EXTRACTED TEXT:
Johnson writes: "Current challenges to voting are as daunting as they come."

NAACP President Derrick Johnson, in the blue cap, listens to Rep. John Lewis address a crowd March 1, 2020, on the Edmund Pettus Bridge in Selma, Alabama. (photo: NAACP)
NAACP President Derrick Johnson, in the blue cap, listens to Rep. John Lewis address a crowd March 1, 2020, on the Edmund Pettus Bridge in Selma, Alabama. (photo: NAACP)


Voter Suppression Is Back, 55 Years After the Voting Rights Act

By Derrick Johnson, POLITICO

14 August 20


As we mourn John Lewis, it’s time to pass the new voting rights law that bears his name. 

oday, we celebrate the 55th anniversary of the Voting Rights Act, the civil rights law that John Lewis was willing to die for as he marched across the Edmund Pettus Bridge. In signing the act in 1965, President Lyndon Johnson pledged: “We will not delay, or we will not hesitate, or we will not turn aside until Americans of every race and color and origin in this country have the same right as all others to share in the process of democracy.” For a nation mourning our fiercest champion of this seminal legislation, we should use this anniversary to double down on fulfilling its promise of participatory democracy.

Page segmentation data
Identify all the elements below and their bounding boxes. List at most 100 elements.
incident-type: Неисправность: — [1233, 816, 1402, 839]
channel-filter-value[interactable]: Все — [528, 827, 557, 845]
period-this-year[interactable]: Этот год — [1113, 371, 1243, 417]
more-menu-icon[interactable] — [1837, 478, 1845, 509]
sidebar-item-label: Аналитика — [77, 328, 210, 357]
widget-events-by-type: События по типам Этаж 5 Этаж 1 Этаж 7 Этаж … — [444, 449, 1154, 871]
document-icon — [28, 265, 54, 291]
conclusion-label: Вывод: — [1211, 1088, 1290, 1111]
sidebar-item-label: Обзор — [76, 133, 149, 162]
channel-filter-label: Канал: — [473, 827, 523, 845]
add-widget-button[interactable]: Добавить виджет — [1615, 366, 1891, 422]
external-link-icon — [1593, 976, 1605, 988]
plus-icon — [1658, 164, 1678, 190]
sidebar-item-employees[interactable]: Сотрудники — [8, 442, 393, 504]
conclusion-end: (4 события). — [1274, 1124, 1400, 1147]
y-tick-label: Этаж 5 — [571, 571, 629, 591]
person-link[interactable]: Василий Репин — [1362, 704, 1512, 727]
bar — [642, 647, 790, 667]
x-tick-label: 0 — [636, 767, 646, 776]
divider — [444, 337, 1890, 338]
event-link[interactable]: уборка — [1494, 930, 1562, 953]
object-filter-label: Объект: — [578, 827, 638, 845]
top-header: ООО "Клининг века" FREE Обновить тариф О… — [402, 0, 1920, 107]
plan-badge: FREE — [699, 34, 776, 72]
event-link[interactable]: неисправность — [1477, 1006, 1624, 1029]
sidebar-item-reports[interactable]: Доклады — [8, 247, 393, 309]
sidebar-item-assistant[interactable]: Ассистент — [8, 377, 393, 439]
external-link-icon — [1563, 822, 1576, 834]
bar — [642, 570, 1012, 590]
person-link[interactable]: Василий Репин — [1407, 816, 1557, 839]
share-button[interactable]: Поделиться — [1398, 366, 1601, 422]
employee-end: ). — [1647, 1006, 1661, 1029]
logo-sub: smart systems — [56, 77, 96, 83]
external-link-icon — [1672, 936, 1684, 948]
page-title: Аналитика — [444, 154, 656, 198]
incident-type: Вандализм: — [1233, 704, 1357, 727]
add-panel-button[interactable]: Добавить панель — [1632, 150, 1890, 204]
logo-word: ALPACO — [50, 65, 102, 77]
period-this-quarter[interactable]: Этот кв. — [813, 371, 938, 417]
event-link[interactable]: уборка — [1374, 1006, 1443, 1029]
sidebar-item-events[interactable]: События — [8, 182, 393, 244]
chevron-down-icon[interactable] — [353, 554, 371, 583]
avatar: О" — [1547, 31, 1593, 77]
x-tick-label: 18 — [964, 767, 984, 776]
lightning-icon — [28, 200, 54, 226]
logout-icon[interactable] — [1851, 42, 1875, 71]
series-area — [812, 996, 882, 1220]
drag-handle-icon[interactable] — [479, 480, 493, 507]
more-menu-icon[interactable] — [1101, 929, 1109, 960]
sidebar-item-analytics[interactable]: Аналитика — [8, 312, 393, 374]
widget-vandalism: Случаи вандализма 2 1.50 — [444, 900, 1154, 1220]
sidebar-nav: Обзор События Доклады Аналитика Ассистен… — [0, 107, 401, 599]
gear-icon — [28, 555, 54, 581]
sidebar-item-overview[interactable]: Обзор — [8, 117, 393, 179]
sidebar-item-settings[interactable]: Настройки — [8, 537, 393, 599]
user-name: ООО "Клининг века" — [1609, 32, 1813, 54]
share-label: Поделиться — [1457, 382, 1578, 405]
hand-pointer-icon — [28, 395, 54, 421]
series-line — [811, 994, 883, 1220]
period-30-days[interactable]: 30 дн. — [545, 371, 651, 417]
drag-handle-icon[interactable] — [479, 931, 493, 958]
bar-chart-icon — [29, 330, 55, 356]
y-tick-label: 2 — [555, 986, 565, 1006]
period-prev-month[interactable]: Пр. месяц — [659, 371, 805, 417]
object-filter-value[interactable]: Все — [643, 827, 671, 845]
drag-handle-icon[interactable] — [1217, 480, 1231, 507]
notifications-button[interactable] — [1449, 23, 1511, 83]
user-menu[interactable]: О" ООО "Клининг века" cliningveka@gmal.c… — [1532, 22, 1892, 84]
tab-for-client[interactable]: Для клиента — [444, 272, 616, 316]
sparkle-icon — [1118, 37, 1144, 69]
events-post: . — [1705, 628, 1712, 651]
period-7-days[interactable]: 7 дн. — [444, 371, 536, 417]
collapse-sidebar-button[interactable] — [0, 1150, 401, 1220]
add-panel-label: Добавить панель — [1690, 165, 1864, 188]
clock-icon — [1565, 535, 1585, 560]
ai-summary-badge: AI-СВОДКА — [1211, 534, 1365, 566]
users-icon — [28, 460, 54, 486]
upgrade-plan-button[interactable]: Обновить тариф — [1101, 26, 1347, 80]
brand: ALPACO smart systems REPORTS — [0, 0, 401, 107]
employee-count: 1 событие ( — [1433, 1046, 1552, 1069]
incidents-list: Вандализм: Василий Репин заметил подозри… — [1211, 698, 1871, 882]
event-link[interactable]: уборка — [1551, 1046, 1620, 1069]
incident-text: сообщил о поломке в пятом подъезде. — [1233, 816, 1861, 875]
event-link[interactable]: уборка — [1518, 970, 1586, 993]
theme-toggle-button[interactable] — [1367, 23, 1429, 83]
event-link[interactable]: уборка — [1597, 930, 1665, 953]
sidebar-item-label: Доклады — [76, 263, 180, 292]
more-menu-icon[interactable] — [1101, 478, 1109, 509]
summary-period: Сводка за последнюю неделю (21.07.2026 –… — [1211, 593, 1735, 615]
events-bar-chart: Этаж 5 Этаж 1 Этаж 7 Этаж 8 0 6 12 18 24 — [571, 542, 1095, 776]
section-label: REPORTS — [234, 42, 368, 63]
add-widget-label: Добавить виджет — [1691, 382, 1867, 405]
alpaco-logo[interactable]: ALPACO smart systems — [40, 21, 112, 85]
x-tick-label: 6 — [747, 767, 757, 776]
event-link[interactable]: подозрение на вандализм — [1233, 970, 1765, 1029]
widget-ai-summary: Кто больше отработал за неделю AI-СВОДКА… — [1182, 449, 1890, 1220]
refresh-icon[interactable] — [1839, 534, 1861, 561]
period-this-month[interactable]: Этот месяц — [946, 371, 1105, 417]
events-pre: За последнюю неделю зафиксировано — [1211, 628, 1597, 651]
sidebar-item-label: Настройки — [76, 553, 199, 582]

WHAT YOU WILL DO:
a: According to the voting rights article, in what year did President Lyndon Johnson sign the Voting Rights Act?
b: Name every person mentioned by name in the voting rights article.
The listing has no connection to the voting rights article.

COMPLETED EXERCISE:
a: 1965

b: Derrick Johnson, John Lewis, Lyndon Johnson